### Task description
Search the records for the word "What" and report each line that has it.

######

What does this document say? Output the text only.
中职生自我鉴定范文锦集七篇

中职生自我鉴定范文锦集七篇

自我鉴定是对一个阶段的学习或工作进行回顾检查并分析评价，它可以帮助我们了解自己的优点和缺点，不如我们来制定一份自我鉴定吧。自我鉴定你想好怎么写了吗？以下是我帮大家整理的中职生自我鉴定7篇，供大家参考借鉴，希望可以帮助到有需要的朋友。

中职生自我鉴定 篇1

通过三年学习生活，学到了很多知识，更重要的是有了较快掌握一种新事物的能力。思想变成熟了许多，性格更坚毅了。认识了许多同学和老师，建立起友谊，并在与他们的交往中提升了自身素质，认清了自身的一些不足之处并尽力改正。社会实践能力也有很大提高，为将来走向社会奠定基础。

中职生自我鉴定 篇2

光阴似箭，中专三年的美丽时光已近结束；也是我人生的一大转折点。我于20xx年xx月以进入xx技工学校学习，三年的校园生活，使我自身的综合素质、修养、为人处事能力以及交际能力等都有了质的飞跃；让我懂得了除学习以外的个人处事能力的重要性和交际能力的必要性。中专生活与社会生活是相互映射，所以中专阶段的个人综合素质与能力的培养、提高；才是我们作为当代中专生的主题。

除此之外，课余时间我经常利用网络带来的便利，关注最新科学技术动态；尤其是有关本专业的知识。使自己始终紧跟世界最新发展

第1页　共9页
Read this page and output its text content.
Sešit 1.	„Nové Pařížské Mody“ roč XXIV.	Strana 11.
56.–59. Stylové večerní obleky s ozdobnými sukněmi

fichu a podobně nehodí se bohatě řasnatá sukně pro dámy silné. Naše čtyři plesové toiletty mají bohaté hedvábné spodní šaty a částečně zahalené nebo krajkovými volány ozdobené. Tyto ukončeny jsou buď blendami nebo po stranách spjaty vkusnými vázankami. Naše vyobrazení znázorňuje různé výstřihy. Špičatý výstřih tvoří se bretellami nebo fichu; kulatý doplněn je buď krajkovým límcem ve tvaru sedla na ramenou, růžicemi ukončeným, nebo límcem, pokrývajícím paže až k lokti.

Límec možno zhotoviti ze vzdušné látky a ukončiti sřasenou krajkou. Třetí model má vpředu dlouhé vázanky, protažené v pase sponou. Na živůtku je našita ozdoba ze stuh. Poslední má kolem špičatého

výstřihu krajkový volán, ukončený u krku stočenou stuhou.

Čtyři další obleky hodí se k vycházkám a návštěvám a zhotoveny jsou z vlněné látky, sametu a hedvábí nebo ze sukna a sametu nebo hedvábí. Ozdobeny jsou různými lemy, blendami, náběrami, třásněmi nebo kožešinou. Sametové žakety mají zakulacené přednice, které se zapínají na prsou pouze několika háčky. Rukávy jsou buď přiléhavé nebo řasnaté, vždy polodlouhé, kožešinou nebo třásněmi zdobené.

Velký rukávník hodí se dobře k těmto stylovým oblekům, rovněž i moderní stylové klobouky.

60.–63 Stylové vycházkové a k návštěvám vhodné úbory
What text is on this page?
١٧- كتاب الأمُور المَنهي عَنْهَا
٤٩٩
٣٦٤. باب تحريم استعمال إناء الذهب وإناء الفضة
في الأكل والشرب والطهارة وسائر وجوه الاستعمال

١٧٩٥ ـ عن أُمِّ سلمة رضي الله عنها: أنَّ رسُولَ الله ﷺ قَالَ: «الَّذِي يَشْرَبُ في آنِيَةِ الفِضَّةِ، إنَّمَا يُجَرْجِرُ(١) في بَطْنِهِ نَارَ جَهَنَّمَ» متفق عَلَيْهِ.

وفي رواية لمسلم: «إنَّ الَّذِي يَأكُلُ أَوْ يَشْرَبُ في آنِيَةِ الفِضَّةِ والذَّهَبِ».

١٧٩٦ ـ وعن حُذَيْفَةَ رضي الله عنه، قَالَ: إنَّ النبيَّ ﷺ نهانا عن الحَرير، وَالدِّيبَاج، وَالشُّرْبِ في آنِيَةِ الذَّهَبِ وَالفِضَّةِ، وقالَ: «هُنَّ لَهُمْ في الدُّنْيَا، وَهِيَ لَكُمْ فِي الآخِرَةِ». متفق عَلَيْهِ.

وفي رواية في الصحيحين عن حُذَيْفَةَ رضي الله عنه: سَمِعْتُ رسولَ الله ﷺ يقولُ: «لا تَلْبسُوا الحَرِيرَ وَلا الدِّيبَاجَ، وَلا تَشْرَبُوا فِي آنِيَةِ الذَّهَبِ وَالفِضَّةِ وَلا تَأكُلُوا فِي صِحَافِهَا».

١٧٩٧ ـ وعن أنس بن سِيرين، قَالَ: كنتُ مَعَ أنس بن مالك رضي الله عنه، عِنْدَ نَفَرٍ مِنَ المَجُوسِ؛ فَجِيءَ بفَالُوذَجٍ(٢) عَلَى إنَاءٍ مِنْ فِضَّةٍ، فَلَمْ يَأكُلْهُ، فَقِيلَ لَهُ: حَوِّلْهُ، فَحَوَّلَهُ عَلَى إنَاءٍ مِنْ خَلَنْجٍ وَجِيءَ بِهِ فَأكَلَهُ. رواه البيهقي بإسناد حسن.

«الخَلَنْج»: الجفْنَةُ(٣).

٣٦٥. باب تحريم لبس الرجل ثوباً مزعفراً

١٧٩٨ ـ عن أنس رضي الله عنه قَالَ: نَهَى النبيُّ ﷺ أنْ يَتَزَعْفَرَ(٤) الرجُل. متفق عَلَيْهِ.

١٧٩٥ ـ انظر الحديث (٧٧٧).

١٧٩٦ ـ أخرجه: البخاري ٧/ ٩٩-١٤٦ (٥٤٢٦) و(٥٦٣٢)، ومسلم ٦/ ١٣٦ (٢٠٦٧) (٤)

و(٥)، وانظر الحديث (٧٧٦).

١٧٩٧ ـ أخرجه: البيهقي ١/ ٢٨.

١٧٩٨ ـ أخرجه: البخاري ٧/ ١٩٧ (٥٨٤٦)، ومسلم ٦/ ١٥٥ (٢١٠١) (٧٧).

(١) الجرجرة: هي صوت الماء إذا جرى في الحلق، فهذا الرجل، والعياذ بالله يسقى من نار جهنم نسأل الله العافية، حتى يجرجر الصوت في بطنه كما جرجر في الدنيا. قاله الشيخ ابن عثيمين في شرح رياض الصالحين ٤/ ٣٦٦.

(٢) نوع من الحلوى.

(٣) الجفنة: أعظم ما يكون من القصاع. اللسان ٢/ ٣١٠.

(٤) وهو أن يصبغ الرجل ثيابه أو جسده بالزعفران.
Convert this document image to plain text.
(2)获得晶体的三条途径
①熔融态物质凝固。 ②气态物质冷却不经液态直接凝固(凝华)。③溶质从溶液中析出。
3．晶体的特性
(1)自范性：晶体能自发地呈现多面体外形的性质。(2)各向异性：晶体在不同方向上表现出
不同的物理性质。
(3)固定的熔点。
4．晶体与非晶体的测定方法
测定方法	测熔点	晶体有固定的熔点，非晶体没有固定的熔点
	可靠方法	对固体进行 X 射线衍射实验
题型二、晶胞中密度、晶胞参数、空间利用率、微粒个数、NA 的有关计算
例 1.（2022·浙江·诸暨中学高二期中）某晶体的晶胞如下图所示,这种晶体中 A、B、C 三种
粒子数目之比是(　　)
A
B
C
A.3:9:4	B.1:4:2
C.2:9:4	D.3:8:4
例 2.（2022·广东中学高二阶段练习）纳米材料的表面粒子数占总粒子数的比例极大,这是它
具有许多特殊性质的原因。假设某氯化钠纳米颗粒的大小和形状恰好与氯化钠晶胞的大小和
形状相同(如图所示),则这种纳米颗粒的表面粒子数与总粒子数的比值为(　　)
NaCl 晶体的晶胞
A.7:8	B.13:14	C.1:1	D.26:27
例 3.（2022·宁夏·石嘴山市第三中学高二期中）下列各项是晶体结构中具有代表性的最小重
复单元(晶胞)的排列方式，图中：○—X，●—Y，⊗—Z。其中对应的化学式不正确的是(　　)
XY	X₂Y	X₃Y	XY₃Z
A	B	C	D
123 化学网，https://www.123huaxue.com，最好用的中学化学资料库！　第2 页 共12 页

######

### Worked answer
What does this document say? Output the text only.
What text is on this page?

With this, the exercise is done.